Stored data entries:
===============

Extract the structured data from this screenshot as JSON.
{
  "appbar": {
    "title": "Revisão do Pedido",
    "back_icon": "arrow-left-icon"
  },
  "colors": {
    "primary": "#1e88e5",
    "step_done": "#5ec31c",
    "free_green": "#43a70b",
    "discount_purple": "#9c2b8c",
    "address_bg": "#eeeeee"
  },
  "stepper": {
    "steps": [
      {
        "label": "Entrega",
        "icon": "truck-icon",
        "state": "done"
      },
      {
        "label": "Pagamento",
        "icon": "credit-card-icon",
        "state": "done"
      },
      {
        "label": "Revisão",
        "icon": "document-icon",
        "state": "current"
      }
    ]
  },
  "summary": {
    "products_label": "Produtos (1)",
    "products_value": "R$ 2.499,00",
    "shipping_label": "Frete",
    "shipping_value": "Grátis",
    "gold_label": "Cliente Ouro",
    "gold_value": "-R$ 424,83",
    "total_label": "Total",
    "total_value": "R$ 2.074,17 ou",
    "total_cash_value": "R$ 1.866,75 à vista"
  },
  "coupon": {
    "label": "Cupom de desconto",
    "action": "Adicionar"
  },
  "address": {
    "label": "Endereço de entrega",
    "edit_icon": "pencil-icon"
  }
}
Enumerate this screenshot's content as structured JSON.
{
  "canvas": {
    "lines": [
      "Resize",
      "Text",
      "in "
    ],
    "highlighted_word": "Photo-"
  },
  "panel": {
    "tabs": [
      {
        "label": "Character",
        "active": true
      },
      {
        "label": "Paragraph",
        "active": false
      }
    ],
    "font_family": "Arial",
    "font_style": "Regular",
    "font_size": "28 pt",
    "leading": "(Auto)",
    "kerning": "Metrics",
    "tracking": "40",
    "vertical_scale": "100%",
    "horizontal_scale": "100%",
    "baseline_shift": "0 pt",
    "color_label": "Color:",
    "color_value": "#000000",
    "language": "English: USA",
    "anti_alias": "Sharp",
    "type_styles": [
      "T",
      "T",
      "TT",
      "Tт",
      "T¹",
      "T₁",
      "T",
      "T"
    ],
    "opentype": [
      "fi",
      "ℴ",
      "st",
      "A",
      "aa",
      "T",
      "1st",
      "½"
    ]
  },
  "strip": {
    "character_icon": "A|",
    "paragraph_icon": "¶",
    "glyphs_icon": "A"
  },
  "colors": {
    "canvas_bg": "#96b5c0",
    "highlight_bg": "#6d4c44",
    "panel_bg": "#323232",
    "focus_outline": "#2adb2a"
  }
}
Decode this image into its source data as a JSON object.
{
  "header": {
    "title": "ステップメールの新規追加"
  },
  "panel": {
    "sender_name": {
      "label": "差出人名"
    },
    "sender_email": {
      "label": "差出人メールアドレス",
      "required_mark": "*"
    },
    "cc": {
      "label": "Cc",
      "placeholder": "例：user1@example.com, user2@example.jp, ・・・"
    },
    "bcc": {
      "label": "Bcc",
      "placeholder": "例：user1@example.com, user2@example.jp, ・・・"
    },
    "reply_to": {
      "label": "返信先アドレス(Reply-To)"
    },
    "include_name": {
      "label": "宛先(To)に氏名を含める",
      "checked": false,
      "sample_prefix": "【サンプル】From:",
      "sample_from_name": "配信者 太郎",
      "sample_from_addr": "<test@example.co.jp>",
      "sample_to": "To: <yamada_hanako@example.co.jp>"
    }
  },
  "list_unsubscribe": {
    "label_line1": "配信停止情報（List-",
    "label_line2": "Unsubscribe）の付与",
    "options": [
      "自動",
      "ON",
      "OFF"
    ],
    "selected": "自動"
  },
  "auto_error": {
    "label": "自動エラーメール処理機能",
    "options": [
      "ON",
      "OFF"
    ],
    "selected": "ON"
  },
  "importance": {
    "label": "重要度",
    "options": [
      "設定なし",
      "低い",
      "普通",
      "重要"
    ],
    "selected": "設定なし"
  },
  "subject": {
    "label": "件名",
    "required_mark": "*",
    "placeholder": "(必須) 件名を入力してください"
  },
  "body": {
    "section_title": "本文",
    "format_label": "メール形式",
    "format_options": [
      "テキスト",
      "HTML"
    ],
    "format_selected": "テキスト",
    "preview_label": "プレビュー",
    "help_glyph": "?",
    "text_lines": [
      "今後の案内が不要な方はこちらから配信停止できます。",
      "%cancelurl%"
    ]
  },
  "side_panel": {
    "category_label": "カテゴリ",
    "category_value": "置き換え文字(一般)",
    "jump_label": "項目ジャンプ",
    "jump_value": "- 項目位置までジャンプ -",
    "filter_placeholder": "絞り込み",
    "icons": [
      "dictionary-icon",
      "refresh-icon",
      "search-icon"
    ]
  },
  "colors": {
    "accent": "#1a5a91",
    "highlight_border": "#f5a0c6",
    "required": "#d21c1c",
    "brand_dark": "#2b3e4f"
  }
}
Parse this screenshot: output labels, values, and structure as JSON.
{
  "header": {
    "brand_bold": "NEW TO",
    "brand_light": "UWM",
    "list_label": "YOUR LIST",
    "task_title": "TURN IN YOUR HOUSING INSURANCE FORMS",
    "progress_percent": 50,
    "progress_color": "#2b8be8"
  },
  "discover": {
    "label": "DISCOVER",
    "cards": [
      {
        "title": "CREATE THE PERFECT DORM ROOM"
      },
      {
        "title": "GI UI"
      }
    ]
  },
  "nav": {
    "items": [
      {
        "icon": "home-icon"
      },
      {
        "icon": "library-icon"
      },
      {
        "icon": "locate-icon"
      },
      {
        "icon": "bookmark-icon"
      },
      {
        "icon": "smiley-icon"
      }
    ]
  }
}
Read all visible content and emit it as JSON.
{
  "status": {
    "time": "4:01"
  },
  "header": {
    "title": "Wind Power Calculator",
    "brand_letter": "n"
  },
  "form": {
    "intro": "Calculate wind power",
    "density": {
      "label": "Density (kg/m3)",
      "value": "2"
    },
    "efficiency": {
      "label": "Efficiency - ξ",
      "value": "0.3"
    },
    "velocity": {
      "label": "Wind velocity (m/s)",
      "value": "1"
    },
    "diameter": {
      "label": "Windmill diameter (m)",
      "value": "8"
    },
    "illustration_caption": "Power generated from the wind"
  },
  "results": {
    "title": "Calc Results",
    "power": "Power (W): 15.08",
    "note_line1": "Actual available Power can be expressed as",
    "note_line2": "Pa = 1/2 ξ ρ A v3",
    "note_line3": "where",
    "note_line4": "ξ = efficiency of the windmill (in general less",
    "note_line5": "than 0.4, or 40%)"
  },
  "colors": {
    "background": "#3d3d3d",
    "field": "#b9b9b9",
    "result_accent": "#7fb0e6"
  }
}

===============

# WORK TO BE COMPLETED
Reproduce every record, matching each line exactly.

# COMPLETE ANSWER
Extract the structured data from this screenshot as JSON.
{
  "appbar": {
    "title": "Revisão do Pedido",
    "back_icon": "arrow-left-icon"
  },
  "colors": {
    "primary": "#1e88e5",
    "step_done": "#5ec31c",
    "free_green": "#43a70b",
    "discount_purple": "#9c2b8c",
    "address_bg": "#eeeeee"
  },
  "stepper": {
    "steps": [
      {
        "label": "Entrega",
        "icon": "truck-icon",
        "state": "done"
      },
      {
        "label": "Pagamento",
        "icon": "credit-card-icon",
        "state": "done"
      },
      {
        "label": "Revisão",
        "icon": "document-icon",
        "state": "current"
      }
    ]
  },
  "summary": {
    "products_label": "Produtos (1)",
    "products_value": "R$ 2.499,00",
    "shipping_label": "Frete",
    "shipping_value": "Grátis",
    "gold_label": "Cliente Ouro",
    "gold_value": "-R$ 424,83",
    "total_label": "Total",
    "total_value": "R$ 2.074,17 ou",
    "total_cash_value": "R$ 1.866,75 à vista"
  },
  "coupon": {
    "label": "Cupom de desconto",
    "action": "Adicionar"
  },
  "address": {
    "label": "Endereço de entrega",
    "edit_icon": "pencil-icon"
  }
}
Enumerate this screenshot's content as structured JSON.
{
  "canvas": {
    "lines": [
      "Resize",
      "Text",
      "in "
    ],
    "highlighted_word": "Photo-"
  },
  "panel": {
    "tabs": [
      {
        "label": "Character",
        "active": true
      },
      {
        "label": "Paragraph",
        "active": false
      }
    ],
    "font_family": "Arial",
    "font_style": "Regular",
    "font_size": "28 pt",
    "leading": "(Auto)",
    "kerning": "Metrics",
    "tracking": "40",
    "vertical_scale": "100%",
    "horizontal_scale": "100%",
    "baseline_shift": "0 pt",
    "color_label": "Color:",
    "color_value": "#000000",
    "language": "English: USA",
    "anti_alias": "Sharp",
    "type_styles": [
      "T",
      "T",
      "TT",
      "Tт",
      "T¹",
      "T₁",
      "T",
      "T"
    ],
    "opentype": [
      "fi",
      "ℴ",
      "st",
      "A",
      "aa",
      "T",
      "1st",
      "½"
    ]
  },
  "strip": {
    "character_icon": "A|",
    "paragraph_icon": "¶",
    "glyphs_icon": "A"
  },
  "colors": {
    "canvas_bg": "#96b5c0",
    "highlight_bg": "#6d4c44",
    "panel_bg": "#323232",
    "focus_outline": "#2adb2a"
  }
}
Decode this image into its source data as a JSON object.
{
  "header": {
    "title": "ステップメールの新規追加"
  },
  "panel": {
    "sender_name": {
      "label": "差出人名"
    },
    "sender_email": {
      "label": "差出人メールアドレス",
      "required_mark": "*"
    },
    "cc": {
      "label": "Cc",
      "placeholder": "例：user1@example.com, user2@example.jp, ・・・"
    },
    "bcc": {
      "label": "Bcc",
      "placeholder": "例：user1@example.com, user2@example.jp, ・・・"
    },
    "reply_to": {
      "label": "返信先アドレス(Reply-To)"
    },
    "include_name": {
      "label": "宛先(To)に氏名を含める",
      "checked": false,
      "sample_prefix": "【サンプル】From:",
      "sample_from_name": "配信者 太郎",
      "sample_from_addr": "<test@example.co.jp>",
      "sample_to": "To: <yamada_hanako@example.co.jp>"
    }
  },
  "list_unsubscribe": {
    "label_line1": "配信停止情報（List-",
    "label_line2": "Unsubscribe）の付与",
    "options": [
      "自動",
      "ON",
      "OFF"
    ],
    "selected": "自動"
  },
  "auto_error": {
    "label": "自動エラーメール処理機能",
    "options": [
      "ON",
      "OFF"
    ],
    "selected": "ON"
  },
  "importance": {
    "label": "重要度",
    "options": [
      "設定なし",
      "低い",
      "普通",
      "重要"
    ],
    "selected": "設定なし"
  },
  "subject": {
    "label": "件名",
    "required_mark": "*",
    "placeholder": "(必須) 件名を入力してください"
  },
  "body": {
    "section_title": "本文",
    "format_label": "メール形式",
    "format_options": [
      "テキスト",
      "HTML"
    ],
    "format_selected": "テキスト",
    "preview_label": "プレビュー",
    "help_glyph": "?",
    "text_lines": [
      "今後の案内が不要な方はこちらから配信停止できます。",
      "%cancelurl%"
    ]
  },
  "side_panel": {
    "category_label": "カテゴリ",
    "category_value": "置き換え文字(一般)",
    "jump_label": "項目ジャンプ",
    "jump_value": "- 項目位置までジャンプ -",
    "filter_placeholder": "絞り込み",
    "icons": [
      "dictionary-icon",
      "refresh-icon",
      "search-icon"
    ]
  },
  "colors": {
    "accent": "#1a5a91",
    "highlight_border": "#f5a0c6",
    "required": "#d21c1c",
    "brand_dark": "#2b3e4f"
  }
}
Parse this screenshot: output labels, values, and structure as JSON.
{
  "header": {
    "brand_bold": "NEW TO",
    "brand_light": "UWM",
    "list_label": "YOUR LIST",
    "task_title": "TURN IN YOUR HOUSING INSURANCE FORMS",
    "progress_percent": 50,
    "progress_color": "#2b8be8"
  },
  "discover": {
    "label": "DISCOVER",
    "cards": [
      {
        "title": "CREATE THE PERFECT DORM ROOM"
      },
      {
        "title": "GI UI"
      }
    ]
  },
  "nav": {
    "items": [
      {
        "icon": "home-icon"
      },
      {
        "icon": "library-icon"
      },
      {
        "icon": "locate-icon"
      },
      {
        "icon": "bookmark-icon"
      },
      {
        "icon": "smiley-icon"
      }
    ]
  }
}
Read all visible content and emit it as JSON.
{
  "status": {
    "time": "4:01"
  },
  "header": {
    "title": "Wind Power Calculator",
    "brand_letter": "n"
  },
  "form": {
    "intro": "Calculate wind power",
    "density": {
      "label": "Density (kg/m3)",
      "value": "2"
    },
    "efficiency": {
      "label": "Efficiency - ξ",
      "value": "0.3"
    },
    "velocity": {
      "label": "Wind velocity (m/s)",
      "value": "1"
    },
    "diameter": {
      "label": "Windmill diameter (m)",
      "value": "8"
    },
    "illustration_caption": "Power generated from the wind"
  },
  "results": {
    "title": "Calc Results",
    "power": "Power (W): 15.08",
    "note_line1": "Actual available Power can be expressed as",
    "note_line2": "Pa = 1/2 ξ ρ A v3",
    "note_line3": "where",
    "note_line4": "ξ = efficiency of the windmill (in general less",
    "note_line5": "than 0.4, or 40%)"
  },
  "colors": {
    "background": "#3d3d3d",
    "field": "#b9b9b9",
    "result_accent": "#7fb0e6"
  }
}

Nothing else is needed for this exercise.